▶ TASK GOAL
Print every entry word for word, but omit the pictures.

▶ RECORDED DATA
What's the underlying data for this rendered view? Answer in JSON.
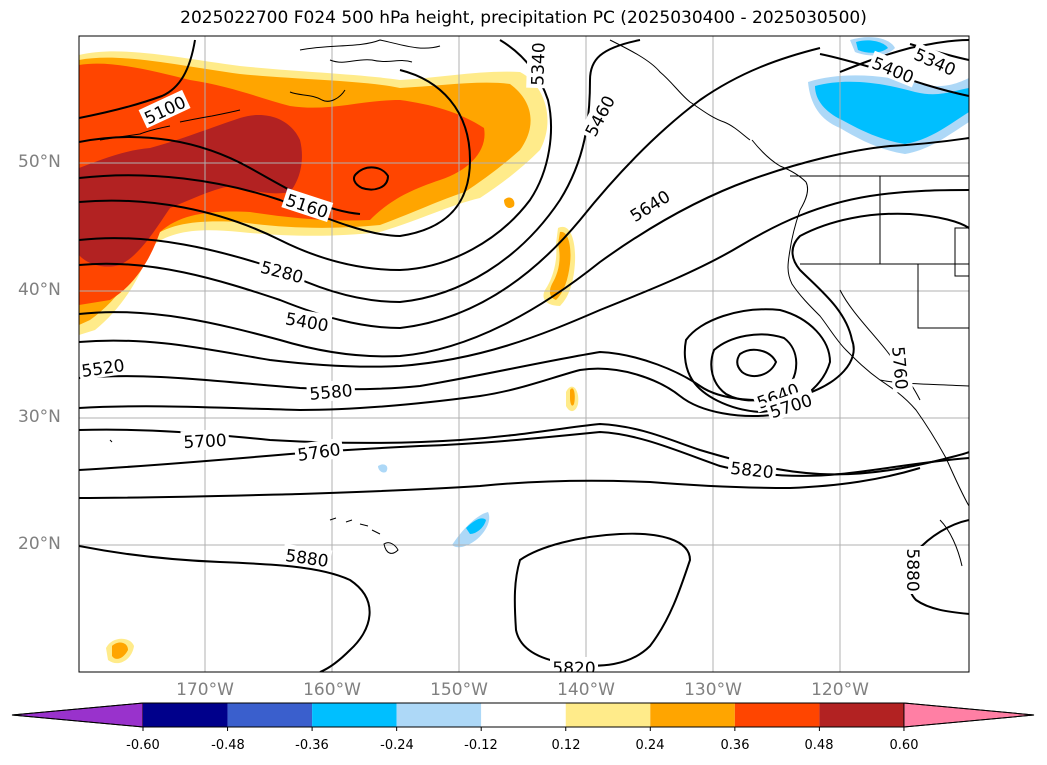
{
  "title": "2025022700 F024 500 hPa height, precipitation PC (2025030400 - 2025030500)",
  "lat_labels": [
    "50°N",
    "40°N",
    "30°N",
    "20°N"
  ],
  "lon_labels": [
    "170°W",
    "160°W",
    "150°W",
    "140°W",
    "130°W",
    "120°W"
  ],
  "contour_labels": [
    "5100",
    "5160",
    "5280",
    "5340",
    "5340",
    "5400",
    "5400",
    "5460",
    "5520",
    "5580",
    "5640",
    "5640",
    "5700",
    "5700",
    "5760",
    "5760",
    "5820",
    "5820",
    "5880",
    "5880"
  ],
  "colorbar": {
    "ticks": [
      "-0.60",
      "-0.48",
      "-0.36",
      "-0.24",
      "-0.12",
      "0.12",
      "0.24",
      "0.36",
      "0.48",
      "0.60"
    ],
    "colors": [
      "#9932cc",
      "#00008b",
      "#3a5fcd",
      "#00bfff",
      "#add8f7",
      "#ffffff",
      "#ffeb8a",
      "#ffa500",
      "#ff4500",
      "#b22222",
      "#ff7fa4"
    ]
  }
}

▶ WRITTEN ANSWER
What's the underlying data for this rendered view? Answer in JSON.
{
  "title": "2025022700 F024 500 hPa height, precipitation PC (2025030400 - 2025030500)",
  "lat_labels": [
    "50°N",
    "40°N",
    "30°N",
    "20°N"
  ],
  "lon_labels": [
    "170°W",
    "160°W",
    "150°W",
    "140°W",
    "130°W",
    "120°W"
  ],
  "contour_labels": [
    "5100",
    "5160",
    "5280",
    "5340",
    "5340",
    "5400",
    "5400",
    "5460",
    "5520",
    "5580",
    "5640",
    "5640",
    "5700",
    "5700",
    "5760",
    "5760",
    "5820",
    "5820",
    "5880",
    "5880"
  ],
  "colorbar": {
    "ticks": [
      "-0.60",
      "-0.48",
      "-0.36",
      "-0.24",
      "-0.12",
      "0.12",
      "0.24",
      "0.36",
      "0.48",
      "0.60"
    ],
    "colors": [
      "#9932cc",
      "#00008b",
      "#3a5fcd",
      "#00bfff",
      "#add8f7",
      "#ffffff",
      "#ffeb8a",
      "#ffa500",
      "#ff4500",
      "#b22222",
      "#ff7fa4"
    ]
  }
}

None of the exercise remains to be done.